EXERCISE TASK »
Check every line below for the word "JSON" and give only the number of lines where it appears.

::: DATASET RECORDS

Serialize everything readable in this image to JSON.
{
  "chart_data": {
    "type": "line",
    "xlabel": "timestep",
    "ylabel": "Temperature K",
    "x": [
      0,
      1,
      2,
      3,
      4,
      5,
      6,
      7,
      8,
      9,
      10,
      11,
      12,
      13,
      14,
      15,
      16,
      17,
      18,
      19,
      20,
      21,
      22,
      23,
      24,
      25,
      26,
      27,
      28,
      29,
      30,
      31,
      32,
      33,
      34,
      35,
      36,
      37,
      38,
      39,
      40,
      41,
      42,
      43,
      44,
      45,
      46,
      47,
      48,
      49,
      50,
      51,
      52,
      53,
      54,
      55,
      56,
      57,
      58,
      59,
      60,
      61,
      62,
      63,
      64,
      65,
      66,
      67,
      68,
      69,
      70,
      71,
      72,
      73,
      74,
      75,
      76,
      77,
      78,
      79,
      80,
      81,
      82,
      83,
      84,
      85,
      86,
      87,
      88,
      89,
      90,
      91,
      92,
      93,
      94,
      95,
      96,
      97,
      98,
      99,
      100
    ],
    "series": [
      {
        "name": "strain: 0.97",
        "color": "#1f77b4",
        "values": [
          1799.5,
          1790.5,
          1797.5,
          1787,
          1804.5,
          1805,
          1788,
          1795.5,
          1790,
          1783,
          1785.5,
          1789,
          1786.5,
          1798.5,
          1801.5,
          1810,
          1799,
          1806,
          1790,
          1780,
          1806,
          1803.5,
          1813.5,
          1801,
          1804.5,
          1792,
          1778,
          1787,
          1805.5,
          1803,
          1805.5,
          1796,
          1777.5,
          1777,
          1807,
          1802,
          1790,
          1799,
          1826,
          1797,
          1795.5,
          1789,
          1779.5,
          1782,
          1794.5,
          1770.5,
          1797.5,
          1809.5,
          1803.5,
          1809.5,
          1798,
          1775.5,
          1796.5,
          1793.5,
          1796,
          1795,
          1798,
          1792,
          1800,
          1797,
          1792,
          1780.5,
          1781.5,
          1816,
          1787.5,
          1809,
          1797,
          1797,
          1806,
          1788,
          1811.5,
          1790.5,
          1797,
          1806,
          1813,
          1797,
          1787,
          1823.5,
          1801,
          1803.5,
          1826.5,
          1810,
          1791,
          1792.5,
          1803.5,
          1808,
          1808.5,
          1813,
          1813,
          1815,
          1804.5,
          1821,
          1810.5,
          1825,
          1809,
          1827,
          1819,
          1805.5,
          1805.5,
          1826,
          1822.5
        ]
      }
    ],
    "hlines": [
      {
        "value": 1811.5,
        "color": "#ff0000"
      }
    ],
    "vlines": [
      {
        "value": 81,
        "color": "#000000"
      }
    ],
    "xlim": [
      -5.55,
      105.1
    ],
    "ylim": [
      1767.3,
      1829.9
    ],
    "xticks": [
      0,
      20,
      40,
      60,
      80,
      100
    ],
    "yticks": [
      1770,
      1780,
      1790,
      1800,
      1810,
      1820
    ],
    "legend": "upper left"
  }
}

::::::
::: DATASET RECORDS

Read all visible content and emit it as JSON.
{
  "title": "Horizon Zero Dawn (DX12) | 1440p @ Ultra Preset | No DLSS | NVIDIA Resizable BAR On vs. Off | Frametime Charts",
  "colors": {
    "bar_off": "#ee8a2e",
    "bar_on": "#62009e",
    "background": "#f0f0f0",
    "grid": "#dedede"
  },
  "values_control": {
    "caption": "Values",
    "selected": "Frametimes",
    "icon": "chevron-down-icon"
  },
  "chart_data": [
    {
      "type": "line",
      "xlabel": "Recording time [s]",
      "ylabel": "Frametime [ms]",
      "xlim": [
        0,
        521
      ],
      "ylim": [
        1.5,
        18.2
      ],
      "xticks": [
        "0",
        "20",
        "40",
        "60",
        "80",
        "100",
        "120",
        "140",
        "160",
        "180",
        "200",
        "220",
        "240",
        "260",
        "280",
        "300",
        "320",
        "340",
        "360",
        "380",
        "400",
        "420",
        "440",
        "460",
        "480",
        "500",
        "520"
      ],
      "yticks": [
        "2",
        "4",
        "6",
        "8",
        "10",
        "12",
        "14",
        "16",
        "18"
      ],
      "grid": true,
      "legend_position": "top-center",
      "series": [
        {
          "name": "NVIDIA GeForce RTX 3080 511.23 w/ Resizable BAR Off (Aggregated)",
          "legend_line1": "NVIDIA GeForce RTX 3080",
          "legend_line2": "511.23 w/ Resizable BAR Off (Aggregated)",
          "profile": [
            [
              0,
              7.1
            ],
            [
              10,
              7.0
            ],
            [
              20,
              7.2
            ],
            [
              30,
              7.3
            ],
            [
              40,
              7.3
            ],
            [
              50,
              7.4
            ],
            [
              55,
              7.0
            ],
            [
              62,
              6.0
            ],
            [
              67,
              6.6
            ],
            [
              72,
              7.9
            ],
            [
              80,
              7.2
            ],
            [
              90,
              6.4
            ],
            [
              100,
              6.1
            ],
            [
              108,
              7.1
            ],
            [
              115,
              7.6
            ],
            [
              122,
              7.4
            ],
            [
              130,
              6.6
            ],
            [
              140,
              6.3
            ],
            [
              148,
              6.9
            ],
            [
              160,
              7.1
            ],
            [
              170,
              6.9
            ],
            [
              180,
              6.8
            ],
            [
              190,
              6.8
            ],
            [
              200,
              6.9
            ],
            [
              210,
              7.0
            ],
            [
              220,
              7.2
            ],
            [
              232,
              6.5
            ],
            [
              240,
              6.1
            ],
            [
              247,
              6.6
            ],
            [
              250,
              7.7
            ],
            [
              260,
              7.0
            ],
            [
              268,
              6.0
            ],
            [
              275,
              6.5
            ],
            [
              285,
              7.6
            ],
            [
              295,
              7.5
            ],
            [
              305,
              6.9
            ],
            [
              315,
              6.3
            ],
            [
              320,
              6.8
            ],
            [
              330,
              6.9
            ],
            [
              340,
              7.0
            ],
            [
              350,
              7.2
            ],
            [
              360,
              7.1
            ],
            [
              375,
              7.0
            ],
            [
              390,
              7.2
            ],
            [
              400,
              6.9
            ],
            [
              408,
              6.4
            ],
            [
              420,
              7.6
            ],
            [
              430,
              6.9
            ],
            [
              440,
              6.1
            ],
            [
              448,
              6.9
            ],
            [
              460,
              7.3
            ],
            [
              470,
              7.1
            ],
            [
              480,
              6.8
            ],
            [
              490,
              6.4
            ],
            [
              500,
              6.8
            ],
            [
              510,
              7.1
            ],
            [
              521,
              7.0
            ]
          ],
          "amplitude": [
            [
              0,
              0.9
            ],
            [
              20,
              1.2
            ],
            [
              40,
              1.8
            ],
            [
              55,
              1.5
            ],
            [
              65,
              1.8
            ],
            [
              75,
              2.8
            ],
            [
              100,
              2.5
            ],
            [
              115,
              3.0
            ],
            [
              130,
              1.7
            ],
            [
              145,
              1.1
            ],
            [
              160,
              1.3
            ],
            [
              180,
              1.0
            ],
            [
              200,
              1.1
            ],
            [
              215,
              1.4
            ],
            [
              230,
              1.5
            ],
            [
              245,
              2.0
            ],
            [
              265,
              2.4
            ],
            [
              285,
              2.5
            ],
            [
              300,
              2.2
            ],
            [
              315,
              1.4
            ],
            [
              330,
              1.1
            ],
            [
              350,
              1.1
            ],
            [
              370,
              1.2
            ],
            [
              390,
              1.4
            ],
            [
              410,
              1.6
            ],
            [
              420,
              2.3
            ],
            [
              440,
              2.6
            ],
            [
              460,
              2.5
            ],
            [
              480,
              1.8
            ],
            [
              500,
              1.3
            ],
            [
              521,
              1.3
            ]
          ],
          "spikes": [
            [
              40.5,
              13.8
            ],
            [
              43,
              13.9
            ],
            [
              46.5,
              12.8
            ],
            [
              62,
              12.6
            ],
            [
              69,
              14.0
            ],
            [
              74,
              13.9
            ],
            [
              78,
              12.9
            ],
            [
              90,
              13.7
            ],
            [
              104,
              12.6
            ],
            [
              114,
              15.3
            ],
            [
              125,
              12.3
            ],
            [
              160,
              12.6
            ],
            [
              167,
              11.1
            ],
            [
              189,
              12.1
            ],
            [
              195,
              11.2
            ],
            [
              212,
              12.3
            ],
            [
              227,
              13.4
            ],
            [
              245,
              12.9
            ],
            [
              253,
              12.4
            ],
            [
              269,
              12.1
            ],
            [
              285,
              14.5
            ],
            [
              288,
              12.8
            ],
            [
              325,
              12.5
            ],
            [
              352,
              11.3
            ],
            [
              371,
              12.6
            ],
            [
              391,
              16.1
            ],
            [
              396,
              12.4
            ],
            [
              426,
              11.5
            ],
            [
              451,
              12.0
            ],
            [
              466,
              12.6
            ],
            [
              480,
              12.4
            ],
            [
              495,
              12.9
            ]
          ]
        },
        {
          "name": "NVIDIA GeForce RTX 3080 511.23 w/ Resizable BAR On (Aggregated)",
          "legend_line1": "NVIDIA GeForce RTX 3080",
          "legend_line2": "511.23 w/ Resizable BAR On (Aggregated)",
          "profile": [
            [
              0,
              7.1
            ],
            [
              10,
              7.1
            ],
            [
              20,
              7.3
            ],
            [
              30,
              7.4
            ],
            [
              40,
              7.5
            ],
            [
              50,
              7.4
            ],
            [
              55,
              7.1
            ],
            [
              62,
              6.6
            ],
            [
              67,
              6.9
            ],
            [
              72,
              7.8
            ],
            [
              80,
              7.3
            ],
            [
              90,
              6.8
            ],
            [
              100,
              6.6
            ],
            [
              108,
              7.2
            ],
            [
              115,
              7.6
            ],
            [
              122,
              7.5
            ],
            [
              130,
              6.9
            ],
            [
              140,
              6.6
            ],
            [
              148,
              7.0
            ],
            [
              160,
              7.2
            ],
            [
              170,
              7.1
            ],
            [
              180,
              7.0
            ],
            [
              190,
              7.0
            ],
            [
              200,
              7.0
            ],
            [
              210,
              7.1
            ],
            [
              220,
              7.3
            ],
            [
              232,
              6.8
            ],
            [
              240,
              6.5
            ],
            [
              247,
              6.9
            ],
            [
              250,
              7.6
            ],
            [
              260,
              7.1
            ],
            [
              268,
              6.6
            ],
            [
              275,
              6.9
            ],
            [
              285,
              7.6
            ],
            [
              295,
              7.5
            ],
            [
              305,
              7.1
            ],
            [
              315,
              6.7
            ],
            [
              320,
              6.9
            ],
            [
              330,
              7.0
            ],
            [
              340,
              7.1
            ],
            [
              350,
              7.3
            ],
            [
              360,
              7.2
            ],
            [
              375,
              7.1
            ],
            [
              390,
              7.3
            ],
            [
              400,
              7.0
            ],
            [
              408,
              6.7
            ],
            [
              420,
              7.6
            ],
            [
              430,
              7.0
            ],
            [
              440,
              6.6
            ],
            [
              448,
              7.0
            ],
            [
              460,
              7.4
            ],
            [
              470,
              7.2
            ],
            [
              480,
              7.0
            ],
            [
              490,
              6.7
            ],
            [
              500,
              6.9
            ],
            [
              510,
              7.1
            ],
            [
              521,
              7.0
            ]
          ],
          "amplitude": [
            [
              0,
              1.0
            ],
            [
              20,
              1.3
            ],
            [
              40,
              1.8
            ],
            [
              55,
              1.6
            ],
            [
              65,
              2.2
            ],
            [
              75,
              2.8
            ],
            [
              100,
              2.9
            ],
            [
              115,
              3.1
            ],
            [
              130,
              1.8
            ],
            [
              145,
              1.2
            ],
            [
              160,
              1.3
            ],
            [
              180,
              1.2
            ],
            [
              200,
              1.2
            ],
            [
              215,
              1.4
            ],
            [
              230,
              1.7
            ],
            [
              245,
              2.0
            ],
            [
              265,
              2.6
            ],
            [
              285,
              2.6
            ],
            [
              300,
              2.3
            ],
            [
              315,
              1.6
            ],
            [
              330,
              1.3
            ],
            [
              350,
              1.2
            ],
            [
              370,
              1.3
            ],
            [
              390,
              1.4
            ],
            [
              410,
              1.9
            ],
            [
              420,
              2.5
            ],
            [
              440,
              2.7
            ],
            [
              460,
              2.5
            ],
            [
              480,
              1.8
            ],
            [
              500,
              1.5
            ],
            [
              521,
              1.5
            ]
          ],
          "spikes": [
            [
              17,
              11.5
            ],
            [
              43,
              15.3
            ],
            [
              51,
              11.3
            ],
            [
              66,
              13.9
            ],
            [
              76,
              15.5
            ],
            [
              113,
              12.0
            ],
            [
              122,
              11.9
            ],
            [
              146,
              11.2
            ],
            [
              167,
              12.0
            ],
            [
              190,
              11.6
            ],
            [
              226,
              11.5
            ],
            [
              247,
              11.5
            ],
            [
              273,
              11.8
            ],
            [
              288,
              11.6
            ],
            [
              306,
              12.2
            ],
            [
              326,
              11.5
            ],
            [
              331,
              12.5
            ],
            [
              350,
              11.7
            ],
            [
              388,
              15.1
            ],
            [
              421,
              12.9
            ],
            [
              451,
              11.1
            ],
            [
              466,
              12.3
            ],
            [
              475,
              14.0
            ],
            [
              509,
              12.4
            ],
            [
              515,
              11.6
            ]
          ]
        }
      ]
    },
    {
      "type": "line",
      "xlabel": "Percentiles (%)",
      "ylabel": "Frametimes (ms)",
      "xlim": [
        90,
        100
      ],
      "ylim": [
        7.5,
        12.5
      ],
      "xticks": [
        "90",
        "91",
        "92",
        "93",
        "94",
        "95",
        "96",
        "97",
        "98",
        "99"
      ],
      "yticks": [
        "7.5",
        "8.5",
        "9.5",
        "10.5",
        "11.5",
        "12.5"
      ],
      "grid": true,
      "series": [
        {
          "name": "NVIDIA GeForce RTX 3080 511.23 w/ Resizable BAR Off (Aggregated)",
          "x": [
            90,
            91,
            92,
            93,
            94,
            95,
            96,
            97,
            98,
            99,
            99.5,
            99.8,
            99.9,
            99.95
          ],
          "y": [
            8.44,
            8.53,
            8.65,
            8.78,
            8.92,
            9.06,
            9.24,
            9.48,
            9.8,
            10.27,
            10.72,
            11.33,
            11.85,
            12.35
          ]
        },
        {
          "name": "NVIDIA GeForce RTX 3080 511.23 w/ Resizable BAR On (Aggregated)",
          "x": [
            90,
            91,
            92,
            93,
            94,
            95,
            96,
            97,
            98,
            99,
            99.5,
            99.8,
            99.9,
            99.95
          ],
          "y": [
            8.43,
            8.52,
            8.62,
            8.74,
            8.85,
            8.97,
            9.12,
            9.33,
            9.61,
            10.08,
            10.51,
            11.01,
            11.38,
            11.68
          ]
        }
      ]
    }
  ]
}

::::::
::: DATASET RECORDS

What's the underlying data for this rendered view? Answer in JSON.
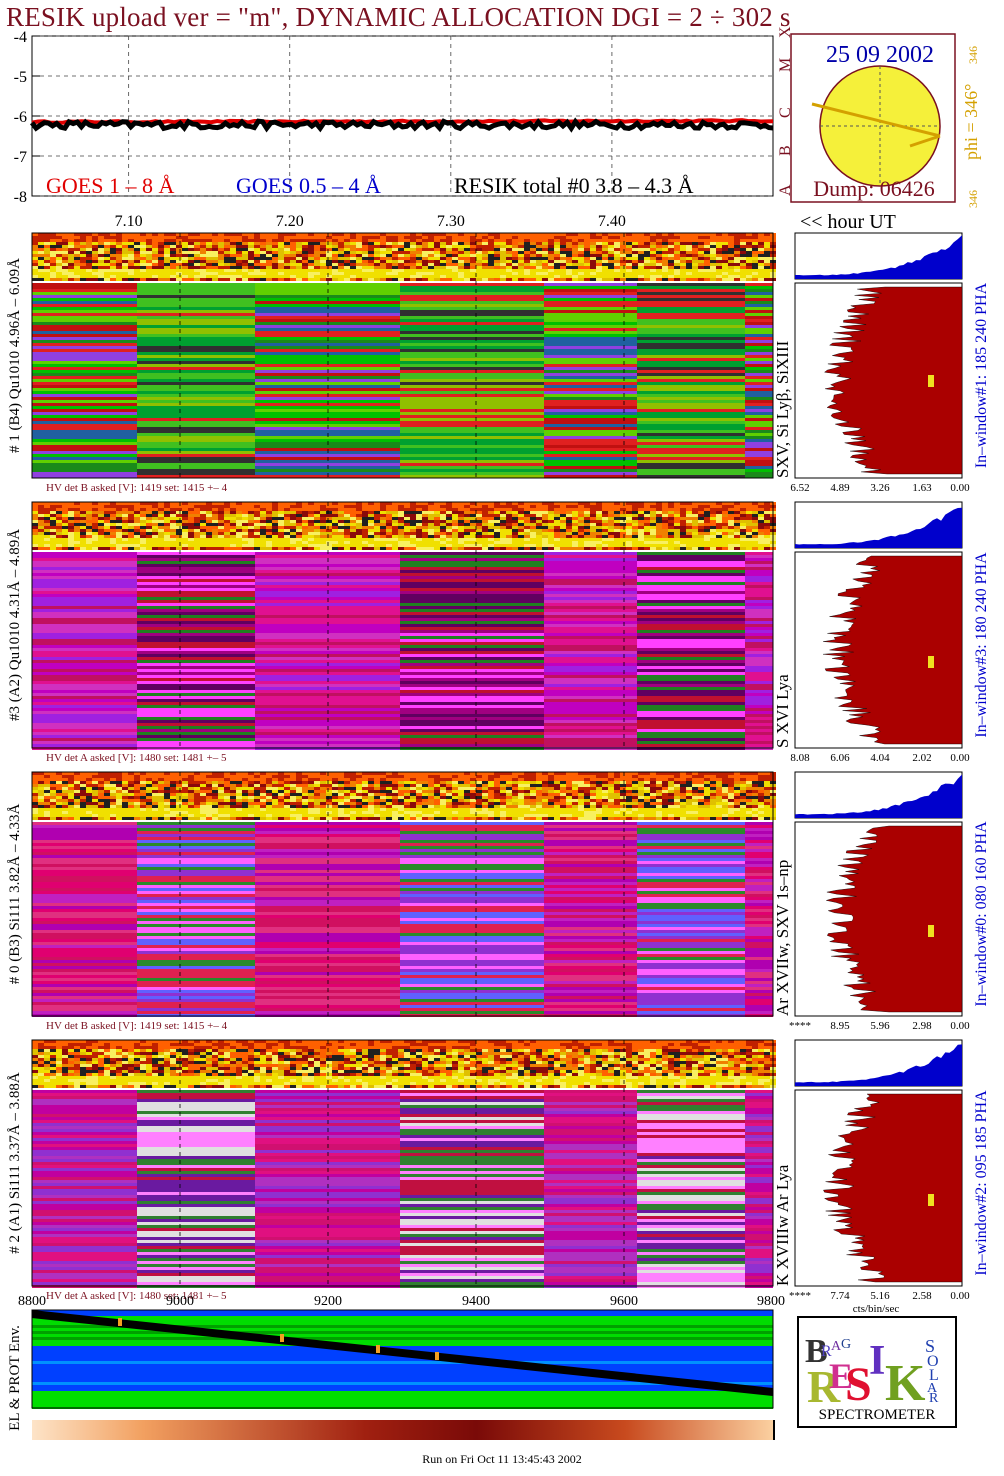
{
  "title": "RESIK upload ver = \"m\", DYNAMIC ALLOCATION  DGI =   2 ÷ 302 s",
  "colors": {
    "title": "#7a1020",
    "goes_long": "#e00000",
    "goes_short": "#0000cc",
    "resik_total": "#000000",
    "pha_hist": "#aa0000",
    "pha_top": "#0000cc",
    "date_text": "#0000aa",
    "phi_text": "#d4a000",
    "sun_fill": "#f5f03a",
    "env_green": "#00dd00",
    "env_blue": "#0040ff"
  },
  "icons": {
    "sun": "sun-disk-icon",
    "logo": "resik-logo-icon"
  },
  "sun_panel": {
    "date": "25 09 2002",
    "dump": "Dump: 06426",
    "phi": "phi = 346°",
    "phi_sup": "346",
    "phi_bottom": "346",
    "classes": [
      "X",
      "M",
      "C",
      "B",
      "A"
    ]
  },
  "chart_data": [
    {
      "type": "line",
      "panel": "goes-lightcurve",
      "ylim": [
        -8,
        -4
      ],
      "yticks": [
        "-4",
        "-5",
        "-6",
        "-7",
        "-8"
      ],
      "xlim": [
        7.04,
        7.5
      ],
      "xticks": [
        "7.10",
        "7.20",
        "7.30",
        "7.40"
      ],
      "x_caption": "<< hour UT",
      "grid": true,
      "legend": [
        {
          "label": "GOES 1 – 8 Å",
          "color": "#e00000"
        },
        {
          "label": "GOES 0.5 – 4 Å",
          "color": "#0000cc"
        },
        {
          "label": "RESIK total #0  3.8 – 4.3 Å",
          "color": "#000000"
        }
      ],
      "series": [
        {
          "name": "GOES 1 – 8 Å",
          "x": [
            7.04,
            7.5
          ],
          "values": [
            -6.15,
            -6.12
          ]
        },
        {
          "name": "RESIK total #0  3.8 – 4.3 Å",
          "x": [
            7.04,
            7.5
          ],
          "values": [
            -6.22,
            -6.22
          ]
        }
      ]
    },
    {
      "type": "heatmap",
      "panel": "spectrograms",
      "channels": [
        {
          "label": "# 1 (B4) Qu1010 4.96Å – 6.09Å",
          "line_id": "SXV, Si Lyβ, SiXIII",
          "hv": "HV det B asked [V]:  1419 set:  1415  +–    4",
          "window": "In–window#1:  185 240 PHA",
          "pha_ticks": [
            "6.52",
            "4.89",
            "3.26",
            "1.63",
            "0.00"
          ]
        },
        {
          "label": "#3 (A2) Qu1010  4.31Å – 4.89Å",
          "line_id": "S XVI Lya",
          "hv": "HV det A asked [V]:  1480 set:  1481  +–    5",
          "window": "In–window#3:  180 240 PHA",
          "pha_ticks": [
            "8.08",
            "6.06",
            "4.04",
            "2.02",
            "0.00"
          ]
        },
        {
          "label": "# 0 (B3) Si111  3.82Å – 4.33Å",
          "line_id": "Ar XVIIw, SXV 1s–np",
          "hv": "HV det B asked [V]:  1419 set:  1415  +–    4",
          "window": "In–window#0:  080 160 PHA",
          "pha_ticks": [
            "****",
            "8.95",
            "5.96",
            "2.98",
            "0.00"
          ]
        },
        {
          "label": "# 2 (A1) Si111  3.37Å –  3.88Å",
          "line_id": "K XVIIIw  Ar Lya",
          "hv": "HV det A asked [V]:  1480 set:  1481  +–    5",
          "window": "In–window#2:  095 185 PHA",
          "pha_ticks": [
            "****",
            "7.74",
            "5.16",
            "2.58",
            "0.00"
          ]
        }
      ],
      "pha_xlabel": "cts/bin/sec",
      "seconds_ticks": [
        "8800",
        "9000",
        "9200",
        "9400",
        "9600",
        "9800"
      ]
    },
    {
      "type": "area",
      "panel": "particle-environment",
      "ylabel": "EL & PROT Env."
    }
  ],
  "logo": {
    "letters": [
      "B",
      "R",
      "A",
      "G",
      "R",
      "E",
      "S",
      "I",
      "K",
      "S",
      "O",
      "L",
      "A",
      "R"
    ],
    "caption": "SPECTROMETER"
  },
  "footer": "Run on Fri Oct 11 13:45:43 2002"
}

::::::

COMPLETE RESPONSE »
3